Exercise directions
Go over the entries below line by line, copying each one that contains the word "Lower".

Data shown
* * * * * * *

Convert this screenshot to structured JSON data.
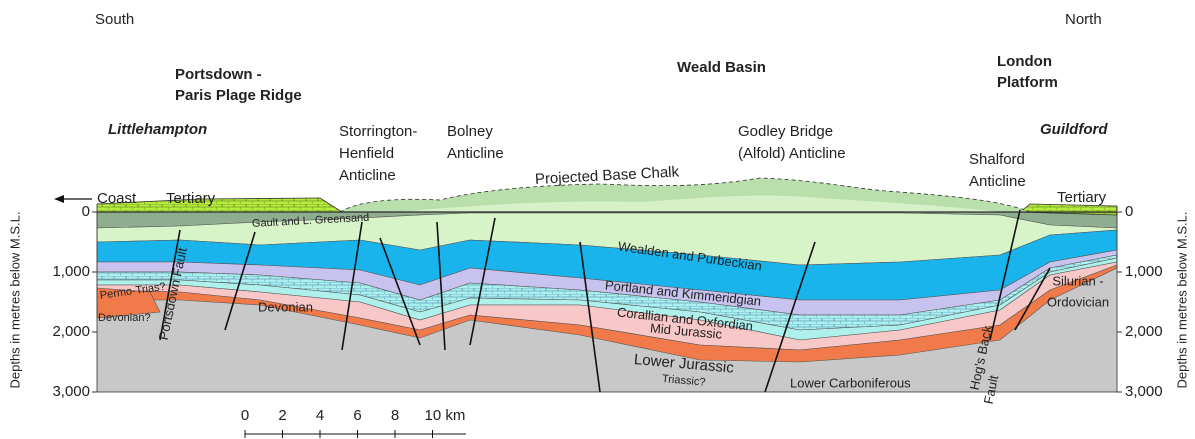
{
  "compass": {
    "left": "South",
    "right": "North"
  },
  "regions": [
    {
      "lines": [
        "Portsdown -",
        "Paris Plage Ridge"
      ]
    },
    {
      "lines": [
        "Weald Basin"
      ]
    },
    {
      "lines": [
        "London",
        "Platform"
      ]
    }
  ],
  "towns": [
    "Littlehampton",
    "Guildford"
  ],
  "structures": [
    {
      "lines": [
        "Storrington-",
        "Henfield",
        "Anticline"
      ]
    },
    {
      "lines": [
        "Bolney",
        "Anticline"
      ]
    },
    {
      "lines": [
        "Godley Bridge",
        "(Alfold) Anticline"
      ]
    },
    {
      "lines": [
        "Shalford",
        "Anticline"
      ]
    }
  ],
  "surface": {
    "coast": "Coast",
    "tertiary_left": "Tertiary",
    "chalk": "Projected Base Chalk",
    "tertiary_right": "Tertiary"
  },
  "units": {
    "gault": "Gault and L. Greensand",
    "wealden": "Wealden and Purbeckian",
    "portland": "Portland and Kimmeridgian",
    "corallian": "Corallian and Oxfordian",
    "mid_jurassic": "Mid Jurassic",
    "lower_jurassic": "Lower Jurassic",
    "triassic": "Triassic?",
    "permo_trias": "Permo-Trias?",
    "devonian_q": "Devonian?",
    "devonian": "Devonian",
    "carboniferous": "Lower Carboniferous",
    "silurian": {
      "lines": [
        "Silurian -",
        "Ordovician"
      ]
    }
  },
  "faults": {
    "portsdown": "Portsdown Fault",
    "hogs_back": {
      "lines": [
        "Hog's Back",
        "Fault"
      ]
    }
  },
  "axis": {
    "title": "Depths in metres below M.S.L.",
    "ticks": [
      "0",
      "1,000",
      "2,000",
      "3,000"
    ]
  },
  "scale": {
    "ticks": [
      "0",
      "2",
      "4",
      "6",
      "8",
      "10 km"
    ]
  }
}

* * * * * * *

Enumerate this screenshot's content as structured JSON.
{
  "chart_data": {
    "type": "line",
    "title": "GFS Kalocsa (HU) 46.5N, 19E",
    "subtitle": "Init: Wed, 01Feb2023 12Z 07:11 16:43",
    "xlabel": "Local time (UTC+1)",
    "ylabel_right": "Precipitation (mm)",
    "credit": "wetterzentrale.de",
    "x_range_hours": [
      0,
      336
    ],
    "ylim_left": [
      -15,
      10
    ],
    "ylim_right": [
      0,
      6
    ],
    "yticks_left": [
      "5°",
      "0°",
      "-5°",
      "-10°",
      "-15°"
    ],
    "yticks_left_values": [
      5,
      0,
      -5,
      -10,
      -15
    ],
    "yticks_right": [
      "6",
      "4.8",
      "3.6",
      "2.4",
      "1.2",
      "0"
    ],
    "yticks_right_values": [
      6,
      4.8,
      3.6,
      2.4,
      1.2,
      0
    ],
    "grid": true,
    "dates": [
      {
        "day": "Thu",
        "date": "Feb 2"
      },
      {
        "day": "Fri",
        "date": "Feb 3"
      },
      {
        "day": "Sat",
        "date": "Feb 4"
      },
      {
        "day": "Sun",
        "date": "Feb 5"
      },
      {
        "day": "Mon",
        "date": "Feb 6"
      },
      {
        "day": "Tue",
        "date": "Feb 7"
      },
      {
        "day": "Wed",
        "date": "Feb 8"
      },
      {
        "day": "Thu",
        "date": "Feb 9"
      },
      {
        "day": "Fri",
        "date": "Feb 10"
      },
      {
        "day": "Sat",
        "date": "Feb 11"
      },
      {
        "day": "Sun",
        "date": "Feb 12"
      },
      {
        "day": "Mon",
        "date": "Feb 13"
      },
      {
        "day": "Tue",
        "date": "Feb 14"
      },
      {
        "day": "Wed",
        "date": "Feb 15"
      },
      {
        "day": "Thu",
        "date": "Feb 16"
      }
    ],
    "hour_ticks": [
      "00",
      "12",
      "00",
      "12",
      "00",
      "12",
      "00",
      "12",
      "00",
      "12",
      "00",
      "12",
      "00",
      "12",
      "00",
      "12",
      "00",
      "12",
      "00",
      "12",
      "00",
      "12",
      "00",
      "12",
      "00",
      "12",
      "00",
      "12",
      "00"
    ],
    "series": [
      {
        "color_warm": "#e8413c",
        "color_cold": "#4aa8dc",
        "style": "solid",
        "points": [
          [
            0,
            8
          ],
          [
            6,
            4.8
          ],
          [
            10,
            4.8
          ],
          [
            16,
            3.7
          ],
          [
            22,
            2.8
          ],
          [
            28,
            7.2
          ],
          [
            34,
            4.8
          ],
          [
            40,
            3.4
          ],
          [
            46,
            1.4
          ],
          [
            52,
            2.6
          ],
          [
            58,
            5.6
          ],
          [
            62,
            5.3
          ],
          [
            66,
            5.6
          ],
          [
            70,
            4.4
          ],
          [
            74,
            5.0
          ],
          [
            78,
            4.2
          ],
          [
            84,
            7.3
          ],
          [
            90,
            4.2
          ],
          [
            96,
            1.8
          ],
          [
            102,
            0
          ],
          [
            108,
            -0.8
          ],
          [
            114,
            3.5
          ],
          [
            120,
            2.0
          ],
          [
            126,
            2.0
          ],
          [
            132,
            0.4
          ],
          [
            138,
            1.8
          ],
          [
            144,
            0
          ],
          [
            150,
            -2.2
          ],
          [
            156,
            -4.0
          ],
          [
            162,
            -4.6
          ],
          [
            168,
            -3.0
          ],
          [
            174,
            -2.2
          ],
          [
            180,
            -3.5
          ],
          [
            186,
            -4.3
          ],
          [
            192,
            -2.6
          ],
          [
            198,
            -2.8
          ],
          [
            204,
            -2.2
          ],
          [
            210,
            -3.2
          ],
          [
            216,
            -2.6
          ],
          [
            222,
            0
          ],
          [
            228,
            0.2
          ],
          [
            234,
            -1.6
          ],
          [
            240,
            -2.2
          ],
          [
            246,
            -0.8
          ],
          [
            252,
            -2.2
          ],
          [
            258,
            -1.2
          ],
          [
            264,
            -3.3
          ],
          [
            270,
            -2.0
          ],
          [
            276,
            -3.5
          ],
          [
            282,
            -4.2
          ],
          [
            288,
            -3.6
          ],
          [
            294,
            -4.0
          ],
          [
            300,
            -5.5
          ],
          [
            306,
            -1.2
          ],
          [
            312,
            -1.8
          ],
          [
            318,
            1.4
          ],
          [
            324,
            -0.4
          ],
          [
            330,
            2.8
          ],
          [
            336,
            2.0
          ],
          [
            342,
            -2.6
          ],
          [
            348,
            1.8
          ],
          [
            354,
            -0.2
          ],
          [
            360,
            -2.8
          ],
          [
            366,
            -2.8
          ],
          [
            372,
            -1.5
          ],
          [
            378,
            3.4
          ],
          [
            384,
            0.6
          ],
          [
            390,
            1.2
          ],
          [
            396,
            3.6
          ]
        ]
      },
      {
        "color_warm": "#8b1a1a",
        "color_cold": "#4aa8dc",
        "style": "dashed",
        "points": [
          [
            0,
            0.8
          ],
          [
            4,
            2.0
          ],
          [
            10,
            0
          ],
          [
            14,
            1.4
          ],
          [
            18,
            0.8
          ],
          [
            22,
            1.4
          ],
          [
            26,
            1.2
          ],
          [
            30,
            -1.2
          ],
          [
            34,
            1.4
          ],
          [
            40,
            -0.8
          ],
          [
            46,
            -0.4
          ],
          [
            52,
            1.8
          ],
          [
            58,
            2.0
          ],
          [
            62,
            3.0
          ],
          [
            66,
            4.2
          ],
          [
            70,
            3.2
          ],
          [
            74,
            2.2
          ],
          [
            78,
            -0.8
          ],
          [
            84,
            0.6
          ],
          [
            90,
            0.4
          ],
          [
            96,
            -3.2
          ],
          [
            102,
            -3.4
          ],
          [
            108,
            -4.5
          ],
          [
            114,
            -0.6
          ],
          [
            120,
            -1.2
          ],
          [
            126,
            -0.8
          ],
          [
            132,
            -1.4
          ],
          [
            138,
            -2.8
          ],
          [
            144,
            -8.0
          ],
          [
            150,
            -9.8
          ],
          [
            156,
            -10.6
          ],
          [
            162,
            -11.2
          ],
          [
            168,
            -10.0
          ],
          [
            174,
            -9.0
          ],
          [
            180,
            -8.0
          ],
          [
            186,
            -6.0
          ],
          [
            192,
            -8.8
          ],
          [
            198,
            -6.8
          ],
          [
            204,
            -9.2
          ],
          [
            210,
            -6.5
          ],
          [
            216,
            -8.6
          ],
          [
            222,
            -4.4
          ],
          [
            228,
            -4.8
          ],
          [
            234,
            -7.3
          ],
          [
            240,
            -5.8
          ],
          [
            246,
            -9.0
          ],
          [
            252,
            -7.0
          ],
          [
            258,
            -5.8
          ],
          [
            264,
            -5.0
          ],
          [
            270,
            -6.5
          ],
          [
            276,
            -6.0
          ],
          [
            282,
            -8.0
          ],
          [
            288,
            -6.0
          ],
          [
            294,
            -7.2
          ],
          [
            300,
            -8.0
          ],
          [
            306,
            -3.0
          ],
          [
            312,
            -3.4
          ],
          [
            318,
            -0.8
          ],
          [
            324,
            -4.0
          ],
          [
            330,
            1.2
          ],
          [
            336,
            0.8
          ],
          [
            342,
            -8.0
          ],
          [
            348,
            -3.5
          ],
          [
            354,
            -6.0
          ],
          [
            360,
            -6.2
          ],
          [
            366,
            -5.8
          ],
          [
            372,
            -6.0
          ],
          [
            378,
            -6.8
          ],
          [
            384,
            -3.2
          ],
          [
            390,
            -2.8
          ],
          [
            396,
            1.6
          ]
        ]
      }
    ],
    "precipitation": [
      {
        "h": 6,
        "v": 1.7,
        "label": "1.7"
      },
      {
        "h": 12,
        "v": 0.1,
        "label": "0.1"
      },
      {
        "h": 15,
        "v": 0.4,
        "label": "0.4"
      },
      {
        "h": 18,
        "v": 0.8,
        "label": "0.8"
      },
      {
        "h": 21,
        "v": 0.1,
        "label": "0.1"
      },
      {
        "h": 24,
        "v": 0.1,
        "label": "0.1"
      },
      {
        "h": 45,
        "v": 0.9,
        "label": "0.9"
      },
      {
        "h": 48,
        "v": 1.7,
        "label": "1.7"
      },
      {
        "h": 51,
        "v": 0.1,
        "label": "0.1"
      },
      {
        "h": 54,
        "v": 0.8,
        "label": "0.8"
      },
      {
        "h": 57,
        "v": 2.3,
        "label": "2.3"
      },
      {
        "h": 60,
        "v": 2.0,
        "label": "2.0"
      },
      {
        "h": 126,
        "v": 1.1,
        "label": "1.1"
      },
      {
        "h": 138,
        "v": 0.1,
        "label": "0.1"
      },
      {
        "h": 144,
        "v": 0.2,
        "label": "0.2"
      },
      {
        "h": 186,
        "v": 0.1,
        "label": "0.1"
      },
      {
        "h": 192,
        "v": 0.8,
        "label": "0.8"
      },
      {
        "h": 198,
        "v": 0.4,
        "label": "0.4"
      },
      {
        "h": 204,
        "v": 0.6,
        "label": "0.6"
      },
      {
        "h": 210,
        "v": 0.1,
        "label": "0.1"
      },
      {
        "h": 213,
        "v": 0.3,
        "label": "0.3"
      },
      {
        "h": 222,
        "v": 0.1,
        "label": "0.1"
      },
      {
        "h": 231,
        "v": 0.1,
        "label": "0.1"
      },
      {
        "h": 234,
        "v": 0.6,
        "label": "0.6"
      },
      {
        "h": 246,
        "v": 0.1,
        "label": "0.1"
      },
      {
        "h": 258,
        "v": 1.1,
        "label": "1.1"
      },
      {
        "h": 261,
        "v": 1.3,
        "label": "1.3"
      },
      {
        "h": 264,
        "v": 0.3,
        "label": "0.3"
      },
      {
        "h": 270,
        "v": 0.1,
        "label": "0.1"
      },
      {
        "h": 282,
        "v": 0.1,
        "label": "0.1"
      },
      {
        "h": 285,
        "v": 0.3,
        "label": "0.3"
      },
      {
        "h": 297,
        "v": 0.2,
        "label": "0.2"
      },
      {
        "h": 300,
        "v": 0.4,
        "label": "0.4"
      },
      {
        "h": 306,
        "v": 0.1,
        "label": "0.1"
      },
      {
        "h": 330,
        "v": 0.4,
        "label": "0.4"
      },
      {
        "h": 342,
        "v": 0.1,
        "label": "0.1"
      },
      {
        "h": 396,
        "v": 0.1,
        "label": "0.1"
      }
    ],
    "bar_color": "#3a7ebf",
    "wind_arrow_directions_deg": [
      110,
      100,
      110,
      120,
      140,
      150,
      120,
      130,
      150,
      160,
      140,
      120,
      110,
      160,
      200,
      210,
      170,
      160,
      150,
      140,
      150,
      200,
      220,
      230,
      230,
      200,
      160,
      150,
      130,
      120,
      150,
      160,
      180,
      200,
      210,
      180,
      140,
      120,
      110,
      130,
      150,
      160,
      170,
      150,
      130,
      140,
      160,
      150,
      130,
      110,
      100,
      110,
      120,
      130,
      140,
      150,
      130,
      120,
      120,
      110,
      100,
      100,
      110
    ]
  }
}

* * * * * * *

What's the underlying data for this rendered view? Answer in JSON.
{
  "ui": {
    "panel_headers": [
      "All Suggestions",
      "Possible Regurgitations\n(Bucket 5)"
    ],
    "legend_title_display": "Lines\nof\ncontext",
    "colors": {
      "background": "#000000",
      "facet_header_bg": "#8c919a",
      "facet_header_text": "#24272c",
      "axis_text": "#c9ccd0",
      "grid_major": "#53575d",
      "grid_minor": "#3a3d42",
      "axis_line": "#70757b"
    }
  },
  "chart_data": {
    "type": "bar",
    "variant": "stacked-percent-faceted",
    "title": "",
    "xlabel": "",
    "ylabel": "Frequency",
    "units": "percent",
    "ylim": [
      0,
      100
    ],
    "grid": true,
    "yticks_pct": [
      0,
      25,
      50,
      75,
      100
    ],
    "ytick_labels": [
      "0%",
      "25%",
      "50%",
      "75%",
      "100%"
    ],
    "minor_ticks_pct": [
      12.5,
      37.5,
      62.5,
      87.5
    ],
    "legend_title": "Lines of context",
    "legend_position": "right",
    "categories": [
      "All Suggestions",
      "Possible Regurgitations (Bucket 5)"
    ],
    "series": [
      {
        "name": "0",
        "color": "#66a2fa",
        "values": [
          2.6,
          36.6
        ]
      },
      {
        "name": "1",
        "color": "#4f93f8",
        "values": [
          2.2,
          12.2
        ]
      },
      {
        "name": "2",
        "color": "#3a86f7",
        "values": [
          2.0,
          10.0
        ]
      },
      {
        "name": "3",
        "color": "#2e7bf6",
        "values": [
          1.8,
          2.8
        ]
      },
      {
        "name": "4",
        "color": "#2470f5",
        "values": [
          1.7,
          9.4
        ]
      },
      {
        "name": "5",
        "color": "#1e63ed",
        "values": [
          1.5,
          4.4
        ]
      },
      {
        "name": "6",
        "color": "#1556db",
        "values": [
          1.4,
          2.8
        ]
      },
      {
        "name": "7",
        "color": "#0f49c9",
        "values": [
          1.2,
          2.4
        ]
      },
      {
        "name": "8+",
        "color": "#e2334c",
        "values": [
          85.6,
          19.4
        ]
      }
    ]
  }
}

* * * * * * *

Answer in full
    "lower_jurassic": "Lower Jurassic",
    "carboniferous": "Lower Carboniferous",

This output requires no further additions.